DO THIS:
Extract every line below that contains the word "доводят".

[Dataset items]
──────────

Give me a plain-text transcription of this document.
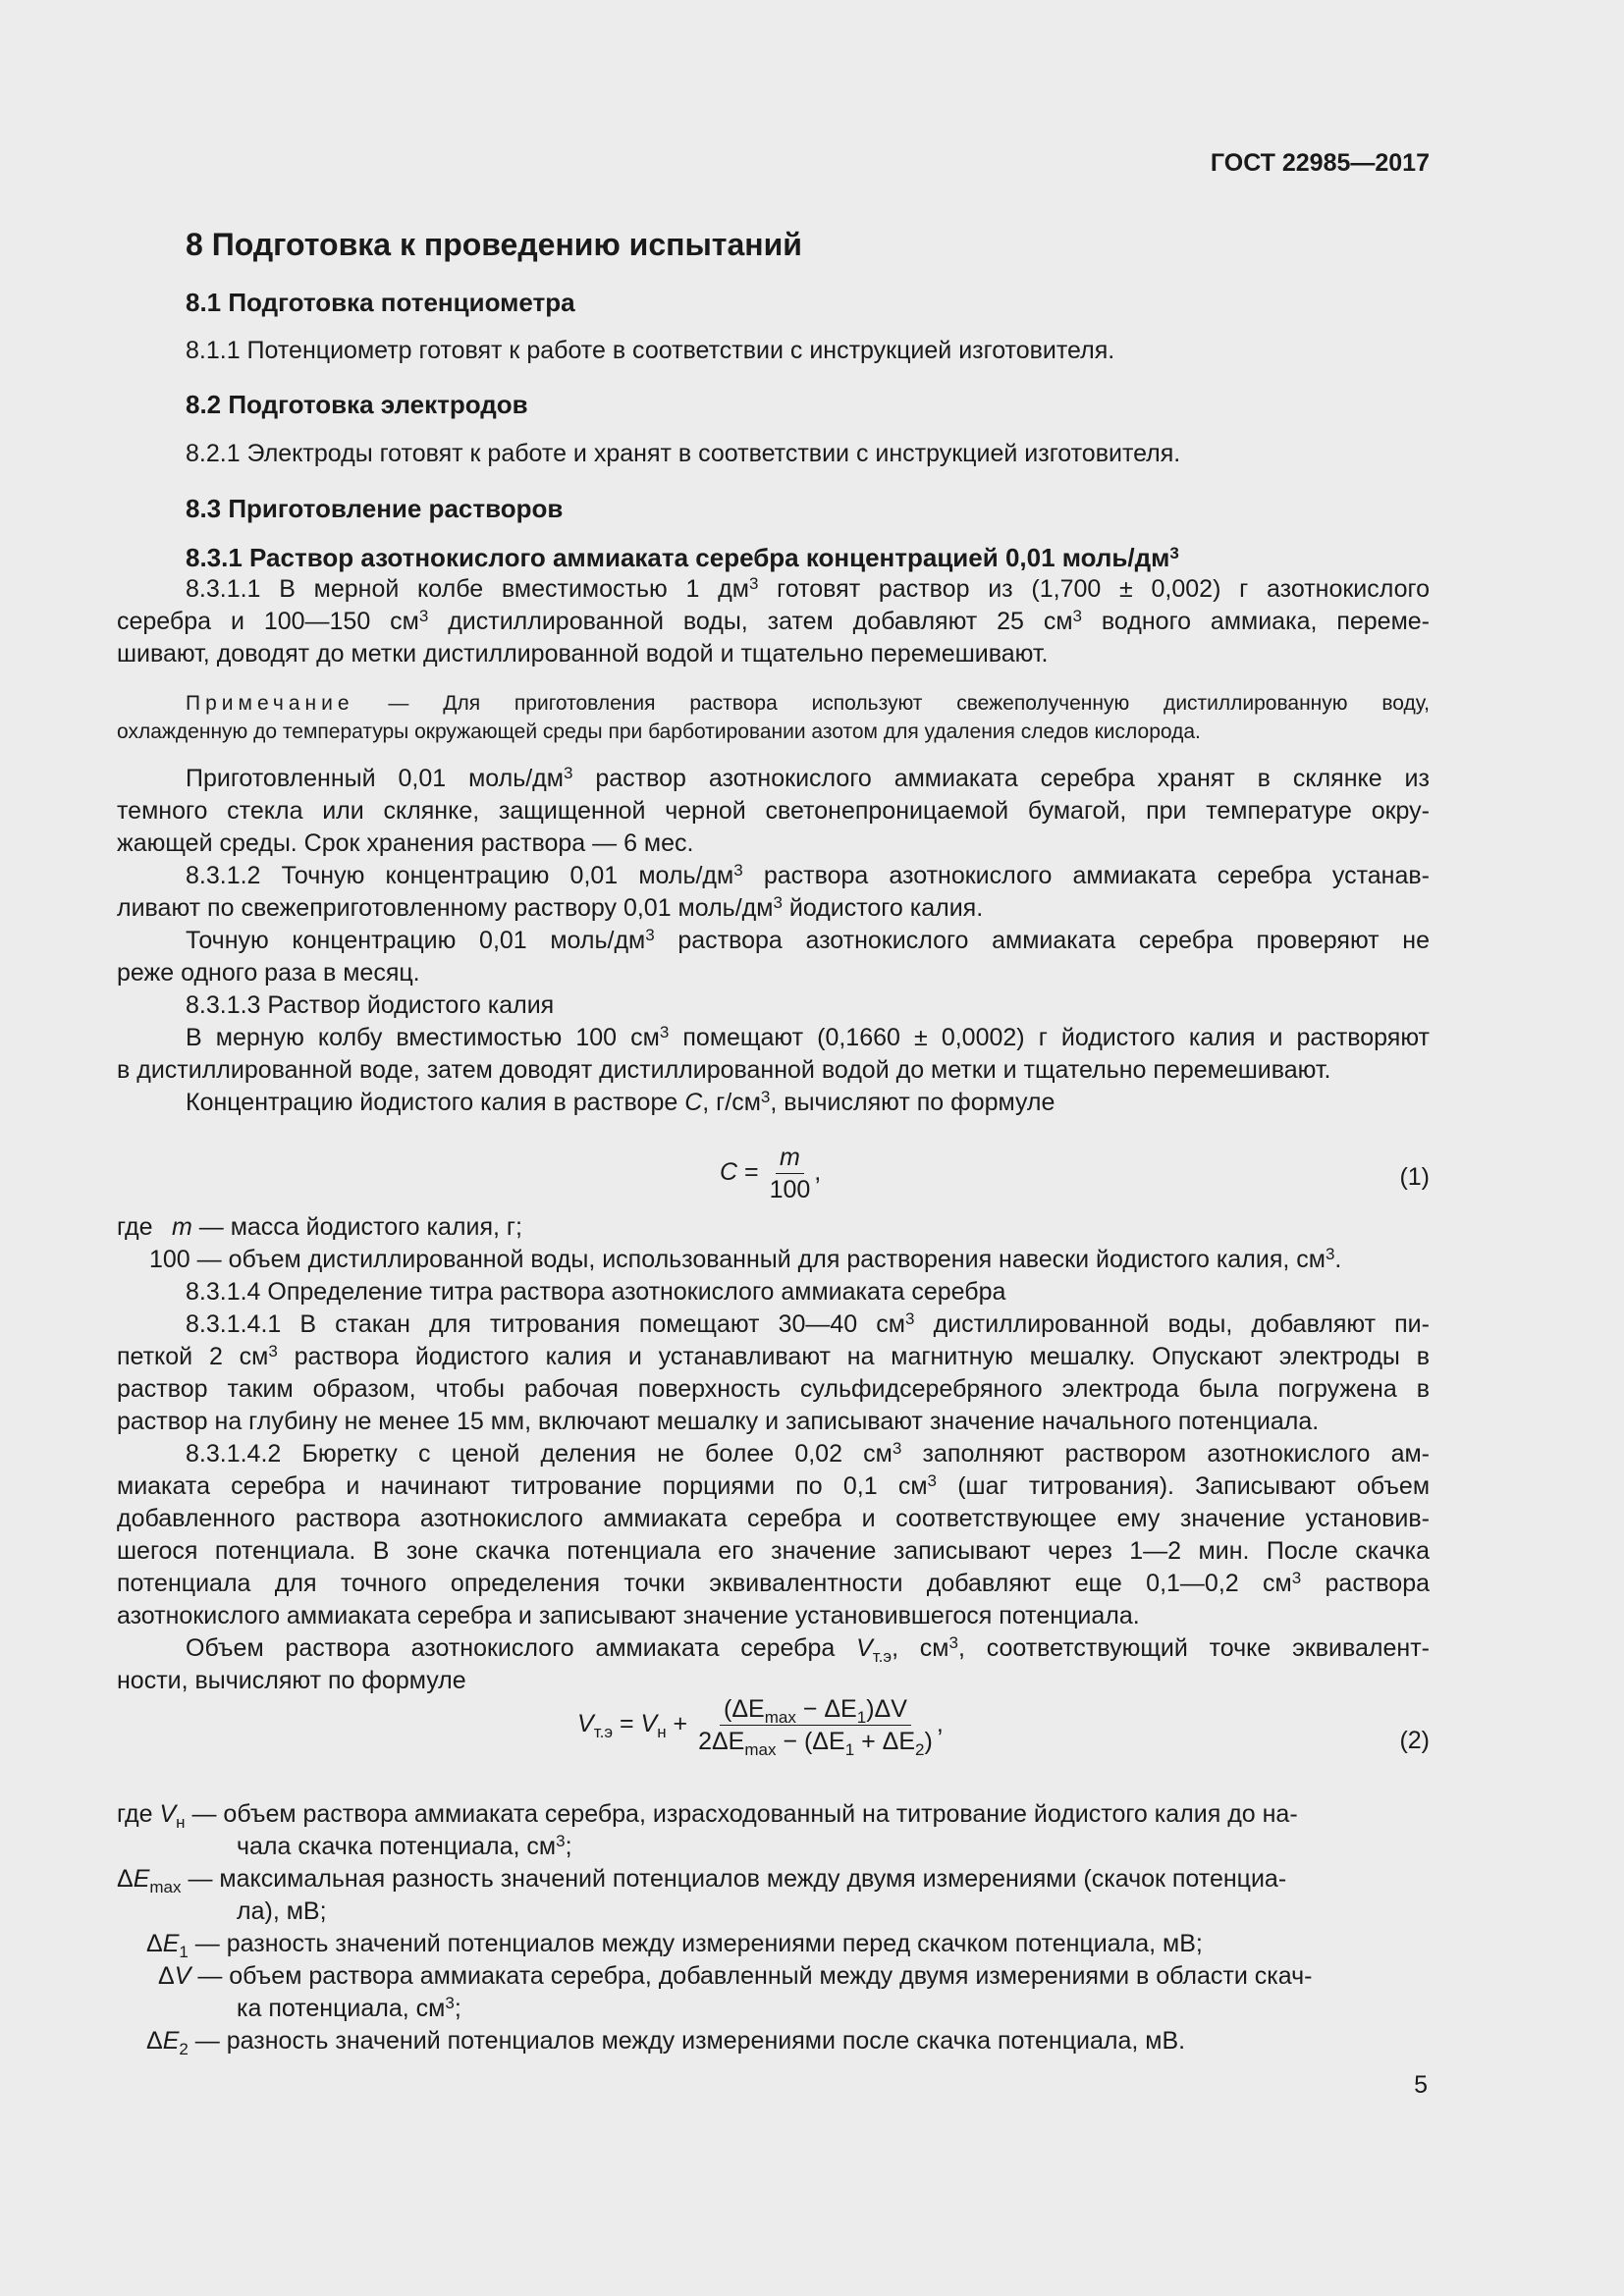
ГОСТ 22985—2017
8 Подготовка к проведению испытаний
8.1 Подготовка потенциометра
8.1.1 Потенциометр готовят к работе в соответствии с инструкцией изготовителя.
8.2 Подготовка электродов
8.2.1 Электроды готовят к работе и хранят в соответствии с инструкцией изготовителя.
8.3 Приготовление растворов
8.3.1 Раствор азотнокислого аммиаката серебра концентрацией 0,01 моль/$дм^3$
8.3.1.1 В мерной колбе вместимостью 1 $дм^3$ готовят раствор из (1,700 ± 0,002) г азотнокислого
серебра и 100—150 $см^3$ дистиллированной воды, затем добавляют 25 $см^3$ водного аммиака, переме-
шивают, доводят до метки дистиллированной водой и тщательно перемешивают.
Примечание — Для приготовления раствора используют свежеполученную дистиллированную воду,
охлажденную до температуры окружающей среды при барботировании азотом для удаления следов кислорода.
Приготовленный 0,01 моль/$дм^3$ раствор азотнокислого аммиаката серебра хранят в склянке из
темного стекла или склянке, защищенной черной светонепроницаемой бумагой, при температуре окру-
жающей среды. Срок хранения раствора — 6 мес.
8.3.1.2 Точную концентрацию 0,01 моль/$дм^3$ раствора азотнокислого аммиаката серебра устанав-
ливают по свежеприготовленному раствору 0,01 моль/$дм^3$ йодистого калия.
Точную концентрацию 0,01 моль/$дм^3$ раствора азотнокислого аммиаката серебра проверяют не
реже одного раза в месяц.
8.3.1.3 Раствор йодистого калия
В мерную колбу вместимостью 100 $см^3$ помещают (0,1660 ± 0,0002) г йодистого калия и растворяют
в дистиллированной воде, затем доводят дистиллированной водой до метки и тщательно перемешивают.
Концентрацию йодистого калия в растворе С, $г/см^3$, вычисляют по формуле
$C = \frac{m}{100}$ ,	(1)
где m — масса йодистого калия, г;
100 — объем дистиллированной воды, использованный для растворения навески йодистого калия, $см^3$.
8.3.1.4 Определение титра раствора азотнокислого аммиаката серебра
8.3.1.4.1 В стакан для титрования помещают 30—40 $см^3$ дистиллированной воды, добавляют пи-
петкой 2 $см^3$ раствора йодистого калия и устанавливают на магнитную мешалку. Опускают электроды в
раствор таким образом, чтобы рабочая поверхность сульфидсеребряного электрода была погружена в
раствор на глубину не менее 15 мм, включают мешалку и записывают значение начального потенциала.
8.3.1.4.2 Бюретку с ценой деления не более 0,02 $см^3$ заполняют раствором азотнокислого ам-
миаката серебра и начинают титрование порциями по 0,1 $см^3$ (шаг титрования). Записывают объем
добавленного раствора азотнокислого аммиаката серебра и соответствующее ему значение установив-
шегося потенциала. В зоне скачка потенциала его значение записывают через 1—2 мин. После скачка
потенциала для точного определения точки эквивалентности добавляют еще 0,1—0,2 $см^3$ раствора
азотнокислого аммиаката серебра и записывают значение установившегося потенциала.
Объем раствора азотнокислого аммиаката серебра $V_{т.э}$, $см^3$, соответствующий точке эквивалент-
ности, вычисляют по формуле
$V_{т.э} = V_н + \frac{(\Delta E_{max} - \Delta E_1)\Delta V}{2\Delta E_{max} - (\Delta E_1 + \Delta E_2)}$ ,
(2)
где $V_н$ — объем раствора аммиаката серебра, израсходованный на титрование йодистого калия до на-
чала скачка потенциала, $см^3$;
$\Delta E_{max}$ — максимальная разность значений потенциалов между двумя измерениями (скачок потенциа-
ла), мВ;
$\Delta E_1$ — разность значений потенциалов между измерениями перед скачком потенциала, мВ;
ΔV — объем раствора аммиаката серебра, добавленный между двумя измерениями в области скач-
ка потенциала, $см^3$;
$\Delta E_2$ — разность значений потенциалов между измерениями после скачка потенциала, мВ.
5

──────────

FINAL RESULT:
шивают, доводят до метки дистиллированной водой и тщательно перемешивают.
в дистиллированной воде, затем доводят дистиллированной водой до метки и тщательно перемешивают.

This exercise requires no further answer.